RECORDS FOR THE EXERCISE:
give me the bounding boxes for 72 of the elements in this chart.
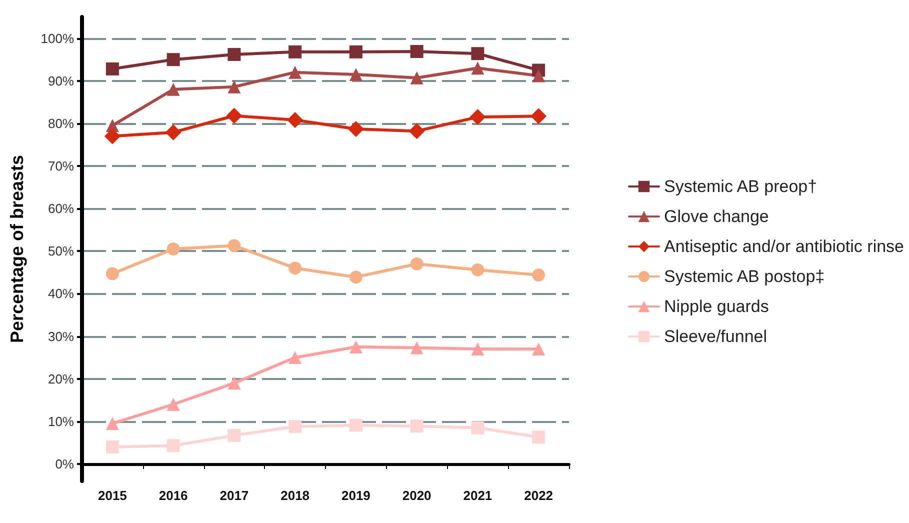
point [532,430,546,444]
point [410,71,424,84]
point [349,45,362,58]
point [228,376,241,390]
legend-label: Systemic AB preop† [664,177,818,196]
point [470,109,486,126]
point [165,124,182,140]
point [410,44,424,58]
point [471,342,484,356]
point [288,420,302,434]
legend-label: Glove change [664,207,769,226]
point [166,242,180,256]
point [471,47,484,60]
point [287,112,304,128]
legend-label: Sleeve/funnel [664,327,768,346]
point [166,53,180,66]
y-tick-label: 70% [48,158,74,174]
x-tick-label: 2022 [524,488,554,503]
y-tick-label: 40% [48,286,74,302]
point [532,342,546,356]
point [349,340,362,354]
point [166,82,180,96]
legend-label: Nipple guards [664,297,769,316]
x-tick-label: 2015 [98,488,127,503]
point [410,257,424,270]
y-tick-label: 30% [48,328,74,344]
point [349,68,362,81]
point [288,351,302,364]
x-tick-label: 2019 [341,488,370,503]
y-tick-label: 50% [48,244,74,259]
y-tick-label: 0% [55,456,74,472]
point [471,421,484,434]
point [471,263,484,276]
point [530,108,547,124]
point [532,268,546,282]
point [166,439,180,452]
point [104,128,120,144]
y-tick-label: 80% [48,116,74,131]
point [288,45,302,58]
point [228,239,241,252]
y-tick-label: 90% [48,73,74,88]
point [471,62,484,75]
point [106,267,119,280]
y-tick-label: 20% [48,371,74,386]
point [166,398,180,411]
legend-label: Antiseptic and/or antibiotic rinse [664,237,904,256]
point [226,108,242,124]
x-tick-label: 2017 [220,488,249,503]
y-tick-label: 60% [48,201,74,216]
point [228,428,241,442]
point [349,270,362,284]
y-tick-label: 10% [48,414,74,429]
y-axis-title: Percentage of breasts [7,154,27,344]
point [410,341,424,354]
point [410,420,424,433]
x-tick-label: 2016 [158,488,188,503]
point [106,417,119,430]
point [349,418,362,432]
y-tick-label: 100% [40,30,74,46]
point [288,66,302,79]
point [228,48,241,61]
point [228,80,241,94]
point [348,120,364,137]
x-tick-label: 2021 [463,488,492,503]
point [408,123,425,140]
point [532,69,546,82]
point [106,440,119,454]
x-tick-label: 2020 [402,488,432,503]
point [288,262,302,275]
legend-label: Systemic AB postop‡ [664,267,825,286]
x-tick-label: 2018 [280,488,310,503]
point [106,62,119,76]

WHAT IS EXPECTED: Print every item from the line containing "point [532,430,546,444]" down to the line containing "point [471,47,484,60]", both included, reproducing each line without any change.

COMPLETE RESPONSE:
point [532,430,546,444]
point [410,71,424,84]
point [349,45,362,58]
point [228,376,241,390]
legend-label: Systemic AB preop† [664,177,818,196]
point [470,109,486,126]
point [165,124,182,140]
point [410,44,424,58]
point [471,342,484,356]
point [288,420,302,434]
legend-label: Glove change [664,207,769,226]
point [166,242,180,256]
point [471,47,484,60]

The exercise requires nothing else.